Data in this exercise
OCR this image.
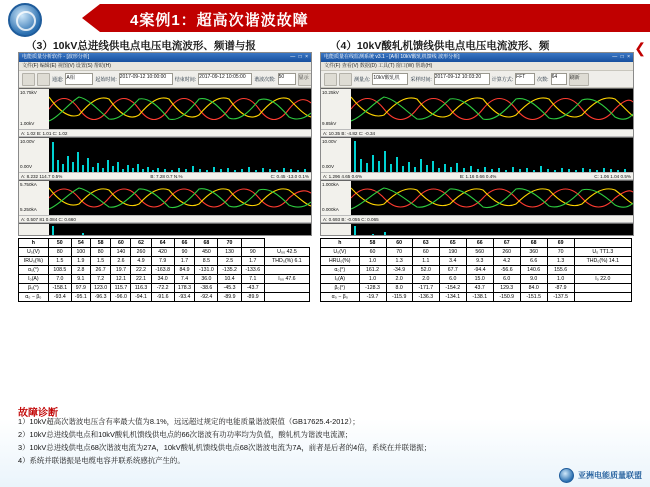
4案例1：超高次谐波故障
❮
（3）10kV总进线供电点电压电流波形、频谱与报	（4）10kV酸轧机馈线供电点电压电流波形、频
电能质量分析软件 - [波形分析]	— □ ×
文件(F) 编辑(E) 视图(V) 设置(S) 帮助(H)
通道: A相	起始时间: 2017-09-12 10:00:00	结束时间: 2017-09-12 10:05:00	谐波次数: 50	显示
10.75kV
1.00kV
A: 1.02 B: 1.01 C: 1.02
10.00V
0.00V
A: 8.232 114.7 0.5%	B: 7.28 0.7 N.%	C: 0.45 -13.0 0.1%
5.750kA
5.250kA
A: 0.507 81 0.084 C: 0.660
电能质量在线监测系统 v3.1 - [A相 10kV酸轧机馈线 波形分析]	— □ ×
文件(F) 查看(V) 数据(D) 工具(T) 窗口(W) 帮助(H)
测量点: 10kV酸轧机	采样时间: 2017-09-12 10:03:20	计算方式: FFT	次数: 64	刷新
10.25kV
9.85kV
A: 10.35 B: -4.82 C: -0.34
10.00V
0.00V
A: 1.296 4.65 0.6%	B: 1.16 0.66 0.4%	C: 1.06 1.04 0.5%
1.000kA
0.000kA
A: 0.693 B: -0.055 C: 0.065
h	50	54	58	60	62	64	66	68	70		
U₀(V)	80	100	80	140	260	420	90	450	130	90	U₀₀ 42.5
IRU₀(%)	1.5	1.9	1.5	2.6	4.9	7.9	1.7	8.5	2.5	1.7	THD₀(%) 6.1
α₀(°)	108.5	2.8	26.7	19.7	22.2	-163.8	84.9	-131.0	-135.2	-133.6	
I₀(A)	7.0	9.1	7.2	12.1	22.1	34.0	7.4	36.0	10.4	7.1	I₀₀ 47.6
β₀(°)	-158.1	97.9	123.0	115.7	116.3	-72.2	178.3	-38.6	-45.3	-43.7	
α₀ − β₀	-93.4	-95.1	-96.3	-96.0	-94.1	-91.6	-93.4	-92.4	-89.9	-89.9	
h	58	60	63	65	66	67	68	69	
U₀(V)	60	70	60	190	560	260	360	70	U₀ TT1.3
HRU₀(%)	1.0	1.3	1.1	3.4	9.3	4.2	6.6	1.3	THD₀(%) 14.1
α₀(°)	161.2	-34.9	52.0	67.7	-94.4	-56.6	140.6	155.6	
I₀(A)	1.0	2.0	2.0	6.0	15.0	6.0	9.0	1.0	I₀ 22.0
β₀(°)	-128.3	8.0	-171.7	-154.2	43.7	129.3	84.0	-87.9	
α₀ − β₀	-19.7	-115.9	-136.3	-134.1	-138.1	-150.9	-151.5	-137.5	
故障诊断
1）10kV超高次谐波电压含有率最大值为8.1%，远远超过规定的电能质量谐波限值（GB17625.4-2012）；
2）10kV总进线供电点和10kV酸轧机馈线供电点的66次谐波有功功率均为负值，酸轧机为谐波电流源；
3）10kV总进线供电点68次谐波电流为27A，10kV酸轧机馈线供电点68次谐波电流为7A，前者是后者的4倍，系统在并联谐振；
4）系统并联谐振是电缆电容并联系统感抗产生的。
亚洲电能质量联盟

Task prompt
Would you mind returning each entry above word for word, skipping the images?

Exercise response
OCR this image.
4案例1：超高次谐波故障
❮
（3）10kV总进线供电点电压电流波形、频谱与报	（4）10kV酸轧机馈线供电点电压电流波形、频
电能质量分析软件 - [波形分析]	— □ ×
文件(F) 编辑(E) 视图(V) 设置(S) 帮助(H)
通道: A相	起始时间: 2017-09-12 10:00:00	结束时间: 2017-09-12 10:05:00	谐波次数: 50	显示
10.75kV
1.00kV
A: 1.02 B: 1.01 C: 1.02
10.00V
0.00V
A: 8.232 114.7 0.5%	B: 7.28 0.7 N.%	C: 0.45 -13.0 0.1%
5.750kA
5.250kA
A: 0.507 81 0.084 C: 0.660
电能质量在线监测系统 v3.1 - [A相 10kV酸轧机馈线 波形分析]	— □ ×
文件(F) 查看(V) 数据(D) 工具(T) 窗口(W) 帮助(H)
测量点: 10kV酸轧机	采样时间: 2017-09-12 10:03:20	计算方式: FFT	次数: 64	刷新
10.25kV
9.85kV
A: 10.35 B: -4.82 C: -0.34
10.00V
0.00V
A: 1.296 4.65 0.6%	B: 1.16 0.66 0.4%	C: 1.06 1.04 0.5%
1.000kA
0.000kA
A: 0.693 B: -0.055 C: 0.065
h	50	54	58	60	62	64	66	68	70		
U₀(V)	80	100	80	140	260	420	90	450	130	90	U₀₀ 42.5
IRU₀(%)	1.5	1.9	1.5	2.6	4.9	7.9	1.7	8.5	2.5	1.7	THD₀(%) 6.1
α₀(°)	108.5	2.8	26.7	19.7	22.2	-163.8	84.9	-131.0	-135.2	-133.6	
I₀(A)	7.0	9.1	7.2	12.1	22.1	34.0	7.4	36.0	10.4	7.1	I₀₀ 47.6
β₀(°)	-158.1	97.9	123.0	115.7	116.3	-72.2	178.3	-38.6	-45.3	-43.7	
α₀ − β₀	-93.4	-95.1	-96.3	-96.0	-94.1	-91.6	-93.4	-92.4	-89.9	-89.9	
h	58	60	63	65	66	67	68	69	
U₀(V)	60	70	60	190	560	260	360	70	U₀ TT1.3
HRU₀(%)	1.0	1.3	1.1	3.4	9.3	4.2	6.6	1.3	THD₀(%) 14.1
α₀(°)	161.2	-34.9	52.0	67.7	-94.4	-56.6	140.6	155.6	
I₀(A)	1.0	2.0	2.0	6.0	15.0	6.0	9.0	1.0	I₀ 22.0
β₀(°)	-128.3	8.0	-171.7	-154.2	43.7	129.3	84.0	-87.9	
α₀ − β₀	-19.7	-115.9	-136.3	-134.1	-138.1	-150.9	-151.5	-137.5	
故障诊断
1）10kV超高次谐波电压含有率最大值为8.1%，远远超过规定的电能质量谐波限值（GB17625.4-2012）；
2）10kV总进线供电点和10kV酸轧机馈线供电点的66次谐波有功功率均为负值，酸轧机为谐波电流源；
3）10kV总进线供电点68次谐波电流为27A，10kV酸轧机馈线供电点68次谐波电流为7A，前者是后者的4倍，系统在并联谐振；
4）系统并联谐振是电缆电容并联系统感抗产生的。
亚洲电能质量联盟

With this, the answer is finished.